Start DATA ROWS
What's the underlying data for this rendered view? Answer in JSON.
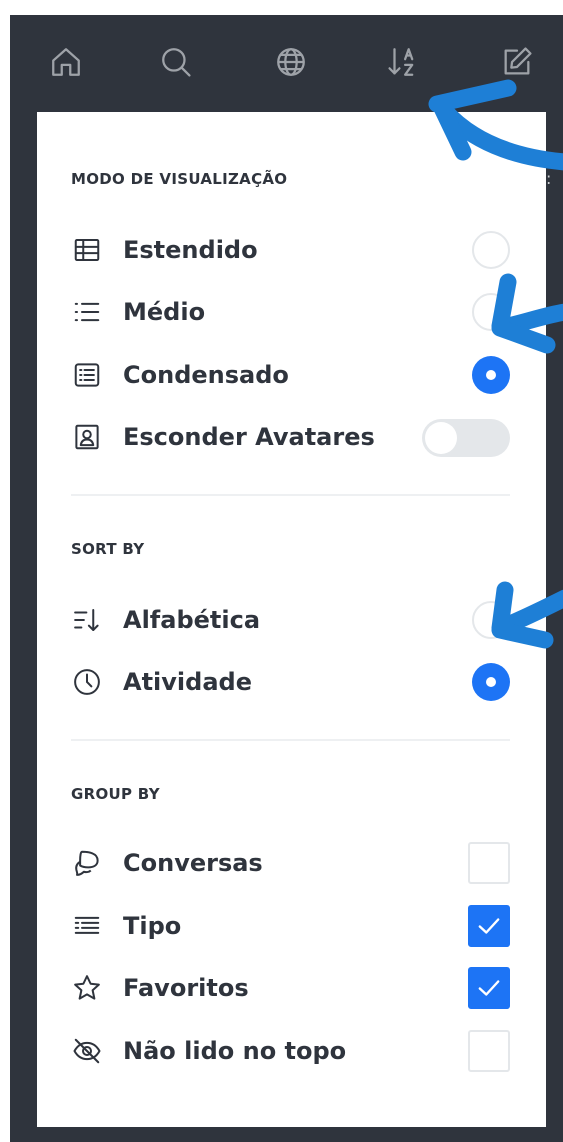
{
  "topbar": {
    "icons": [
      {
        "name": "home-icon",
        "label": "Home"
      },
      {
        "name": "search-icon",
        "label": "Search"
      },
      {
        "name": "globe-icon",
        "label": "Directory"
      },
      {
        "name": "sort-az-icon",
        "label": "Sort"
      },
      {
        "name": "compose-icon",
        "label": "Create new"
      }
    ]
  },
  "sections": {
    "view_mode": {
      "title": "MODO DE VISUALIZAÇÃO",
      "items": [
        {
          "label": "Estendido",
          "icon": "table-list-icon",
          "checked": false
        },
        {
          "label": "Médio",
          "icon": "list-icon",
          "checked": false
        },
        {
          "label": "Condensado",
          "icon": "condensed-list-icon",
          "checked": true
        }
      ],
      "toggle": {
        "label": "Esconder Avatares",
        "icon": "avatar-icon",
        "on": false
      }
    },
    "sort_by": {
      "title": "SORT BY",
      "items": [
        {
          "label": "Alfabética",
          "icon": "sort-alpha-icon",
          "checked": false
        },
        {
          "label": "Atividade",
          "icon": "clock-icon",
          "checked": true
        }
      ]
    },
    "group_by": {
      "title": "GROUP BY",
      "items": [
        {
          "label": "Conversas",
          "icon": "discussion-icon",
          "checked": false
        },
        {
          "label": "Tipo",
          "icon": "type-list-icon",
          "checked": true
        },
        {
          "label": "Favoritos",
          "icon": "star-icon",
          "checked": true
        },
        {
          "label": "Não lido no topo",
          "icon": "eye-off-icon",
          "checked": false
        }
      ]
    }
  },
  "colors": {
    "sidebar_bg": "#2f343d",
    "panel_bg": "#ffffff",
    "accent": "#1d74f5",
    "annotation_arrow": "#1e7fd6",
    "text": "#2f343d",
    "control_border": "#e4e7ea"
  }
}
End DATA ROWS
Locate and copy each line in the data above that includes the word "title".

      "title": "MODO DE VISUALIZAÇÃO",
      "title": "SORT BY",
      "title": "GROUP BY",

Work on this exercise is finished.